● **Records contained in a dataset**:
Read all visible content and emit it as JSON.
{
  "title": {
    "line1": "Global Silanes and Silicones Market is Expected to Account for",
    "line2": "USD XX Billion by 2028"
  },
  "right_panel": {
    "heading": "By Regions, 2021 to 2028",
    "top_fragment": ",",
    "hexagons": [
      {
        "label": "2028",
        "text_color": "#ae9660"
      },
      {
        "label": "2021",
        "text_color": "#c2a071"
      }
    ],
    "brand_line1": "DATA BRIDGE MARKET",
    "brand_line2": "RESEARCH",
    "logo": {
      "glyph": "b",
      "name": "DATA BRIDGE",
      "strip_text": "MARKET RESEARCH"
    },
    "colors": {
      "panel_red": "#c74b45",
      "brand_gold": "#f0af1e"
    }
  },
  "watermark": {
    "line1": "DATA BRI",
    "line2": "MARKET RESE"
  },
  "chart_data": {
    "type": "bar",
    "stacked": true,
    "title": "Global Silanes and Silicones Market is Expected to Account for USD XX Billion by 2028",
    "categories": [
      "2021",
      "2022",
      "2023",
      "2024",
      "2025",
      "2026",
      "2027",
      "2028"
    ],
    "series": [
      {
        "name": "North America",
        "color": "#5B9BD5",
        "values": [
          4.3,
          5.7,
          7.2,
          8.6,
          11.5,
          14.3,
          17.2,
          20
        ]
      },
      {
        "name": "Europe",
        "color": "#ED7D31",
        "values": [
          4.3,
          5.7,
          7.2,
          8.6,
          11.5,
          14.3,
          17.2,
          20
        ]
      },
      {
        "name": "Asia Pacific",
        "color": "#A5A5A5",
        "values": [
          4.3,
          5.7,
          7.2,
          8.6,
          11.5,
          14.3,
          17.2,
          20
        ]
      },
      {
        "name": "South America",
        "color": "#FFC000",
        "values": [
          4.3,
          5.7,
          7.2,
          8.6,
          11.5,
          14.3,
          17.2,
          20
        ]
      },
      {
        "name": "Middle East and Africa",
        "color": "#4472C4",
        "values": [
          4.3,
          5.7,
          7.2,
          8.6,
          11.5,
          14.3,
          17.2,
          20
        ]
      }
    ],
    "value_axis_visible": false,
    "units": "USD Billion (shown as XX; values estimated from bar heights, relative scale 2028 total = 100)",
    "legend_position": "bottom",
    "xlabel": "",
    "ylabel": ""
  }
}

● **SET EXERCISE**: Quote all of the entries verbatim.

● **ANSWER FOR THIS EXERCISE**:
Read all visible content and emit it as JSON.
{
  "title": {
    "line1": "Global Silanes and Silicones Market is Expected to Account for",
    "line2": "USD XX Billion by 2028"
  },
  "right_panel": {
    "heading": "By Regions, 2021 to 2028",
    "top_fragment": ",",
    "hexagons": [
      {
        "label": "2028",
        "text_color": "#ae9660"
      },
      {
        "label": "2021",
        "text_color": "#c2a071"
      }
    ],
    "brand_line1": "DATA BRIDGE MARKET",
    "brand_line2": "RESEARCH",
    "logo": {
      "glyph": "b",
      "name": "DATA BRIDGE",
      "strip_text": "MARKET RESEARCH"
    },
    "colors": {
      "panel_red": "#c74b45",
      "brand_gold": "#f0af1e"
    }
  },
  "watermark": {
    "line1": "DATA BRI",
    "line2": "MARKET RESE"
  },
  "chart_data": {
    "type": "bar",
    "stacked": true,
    "title": "Global Silanes and Silicones Market is Expected to Account for USD XX Billion by 2028",
    "categories": [
      "2021",
      "2022",
      "2023",
      "2024",
      "2025",
      "2026",
      "2027",
      "2028"
    ],
    "series": [
      {
        "name": "North America",
        "color": "#5B9BD5",
        "values": [
          4.3,
          5.7,
          7.2,
          8.6,
          11.5,
          14.3,
          17.2,
          20
        ]
      },
      {
        "name": "Europe",
        "color": "#ED7D31",
        "values": [
          4.3,
          5.7,
          7.2,
          8.6,
          11.5,
          14.3,
          17.2,
          20
        ]
      },
      {
        "name": "Asia Pacific",
        "color": "#A5A5A5",
        "values": [
          4.3,
          5.7,
          7.2,
          8.6,
          11.5,
          14.3,
          17.2,
          20
        ]
      },
      {
        "name": "South America",
        "color": "#FFC000",
        "values": [
          4.3,
          5.7,
          7.2,
          8.6,
          11.5,
          14.3,
          17.2,
          20
        ]
      },
      {
        "name": "Middle East and Africa",
        "color": "#4472C4",
        "values": [
          4.3,
          5.7,
          7.2,
          8.6,
          11.5,
          14.3,
          17.2,
          20
        ]
      }
    ],
    "value_axis_visible": false,
    "units": "USD Billion (shown as XX; values estimated from bar heights, relative scale 2028 total = 100)",
    "legend_position": "bottom",
    "xlabel": "",
    "ylabel": ""
  }
}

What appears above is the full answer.